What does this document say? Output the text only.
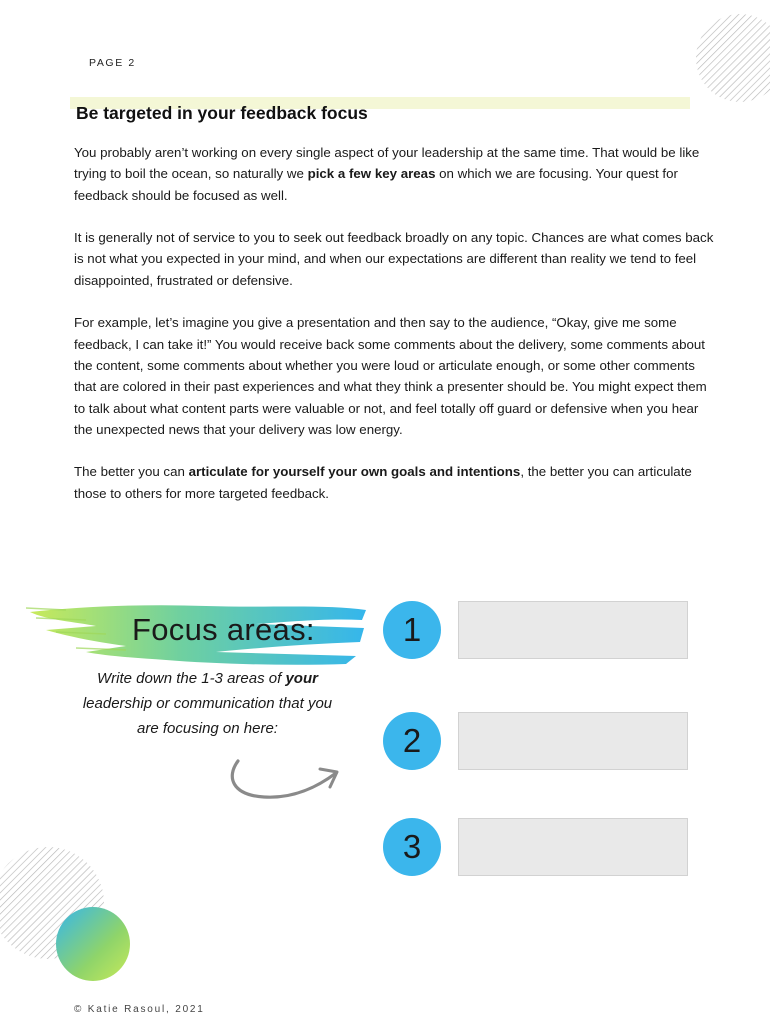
PAGE 2
Be targeted in your feedback focus

You probably aren’t working on every single aspect of your leadership at the same time. That would be like trying to boil the ocean, so naturally we pick a few key areas on which we are focusing. Your quest for feedback should be focused as well.

It is generally not of service to you to seek out feedback broadly on any topic. Chances are what comes back is not what you expected in your mind, and when our expectations are different than reality we tend to feel disappointed, frustrated or defensive.

For example, let’s imagine you give a presentation and then say to the audience, “Okay, give me some feedback, I can take it!” You would receive back some comments about the delivery, some comments about the content, some comments about whether you were loud or articulate enough, or some other comments that are colored in their past experiences and what they think a presenter should be. You might expect them to talk about what content parts were valuable or not, and feel totally off guard or defensive when you hear the unexpected news that your delivery was low energy.

The better you can articulate for yourself your own goals and intentions, the better you can articulate those to others for more targeted feedback.

Focus areas:
Write down the 1-3 areas of your leadership or communication that you are focusing on here:
1
2
3
© Katie Rasoul, 2021
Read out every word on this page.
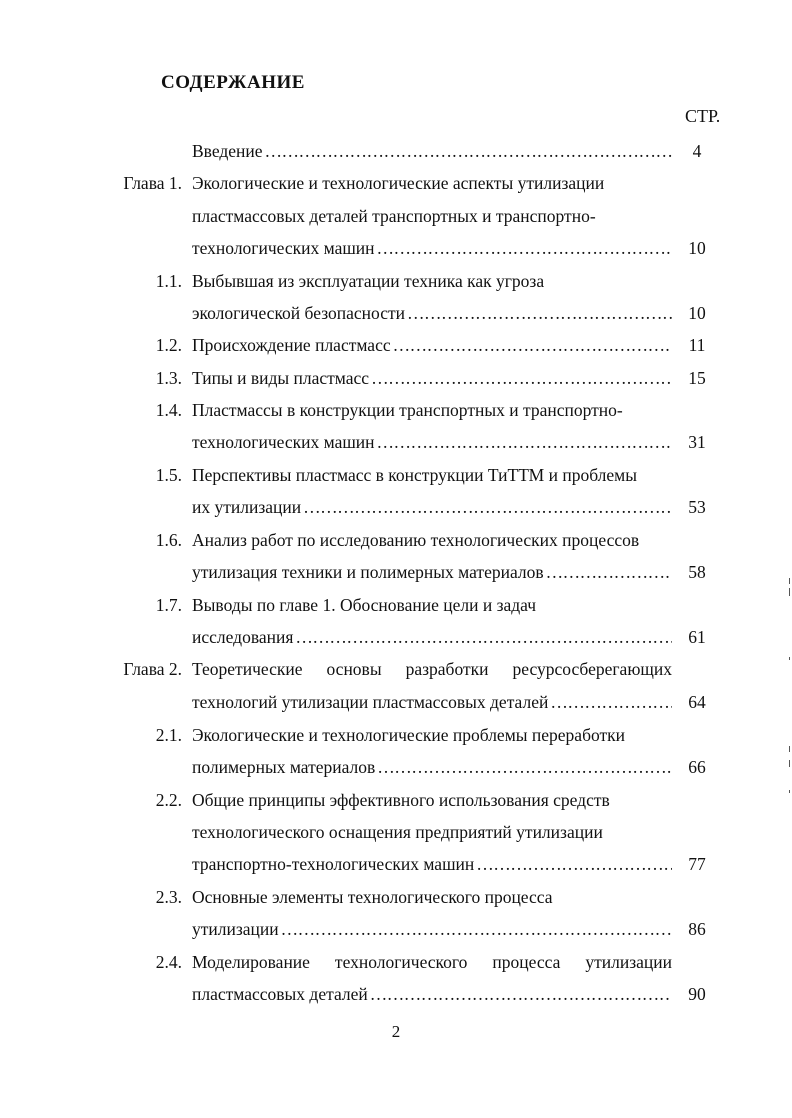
СОДЕРЖАНИЕ
СТР.
Введение …………………………………………………………………………………………………………………………………………	4
Глава 1. Экологические и технологические аспекты утилизации
пластмассовых деталей транспортных и транспортно-
технологических машин …………………………………………………………………………………………………………………………………………	10
1.1. Выбывшая из эксплуатации техника как угроза
экологической безопасности …………………………………………………………………………………………………………………………………………	10
1.2. Происхождение пластмасс …………………………………………………………………………………………………………………………………………	11
1.3. Типы и виды пластмасс …………………………………………………………………………………………………………………………………………	15
1.4. Пластмассы в конструкции транспортных и транспортно-
технологических машин …………………………………………………………………………………………………………………………………………	31
1.5. Перспективы пластмасс в конструкции ТиТТМ и проблемы
их утилизации …………………………………………………………………………………………………………………………………………	53
1.6. Анализ работ по исследованию технологических процессов
утилизация техники и полимерных материалов …………………………………………………………………………………………………………………………………………	58
1.7. Выводы по главе 1. Обоснование цели и задач
исследования …………………………………………………………………………………………………………………………………………	61
Глава 2. Теоретические основы разработки ресурсосберегающих
технологий утилизации пластмассовых деталей …………………………………………………………………………………………………………………………………………	64
2.1. Экологические и технологические проблемы переработки
полимерных материалов …………………………………………………………………………………………………………………………………………	66
2.2. Общие принципы эффективного использования средств
технологического оснащения предприятий утилизации
транспортно-технологических машин …………………………………………………………………………………………………………………………………………	77
2.3. Основные элементы технологического процесса
утилизации …………………………………………………………………………………………………………………………………………	86
2.4. Моделирование технологического процесса утилизации
пластмассовых деталей …………………………………………………………………………………………………………………………………………	90
2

◆ ◆ ◆

→ **PROBLEM DESCRIPTION**
Of the lines in this material, state how many hold the string "материалов". Write no other words.

→ **OUTPUT FOR THIS TASK**
2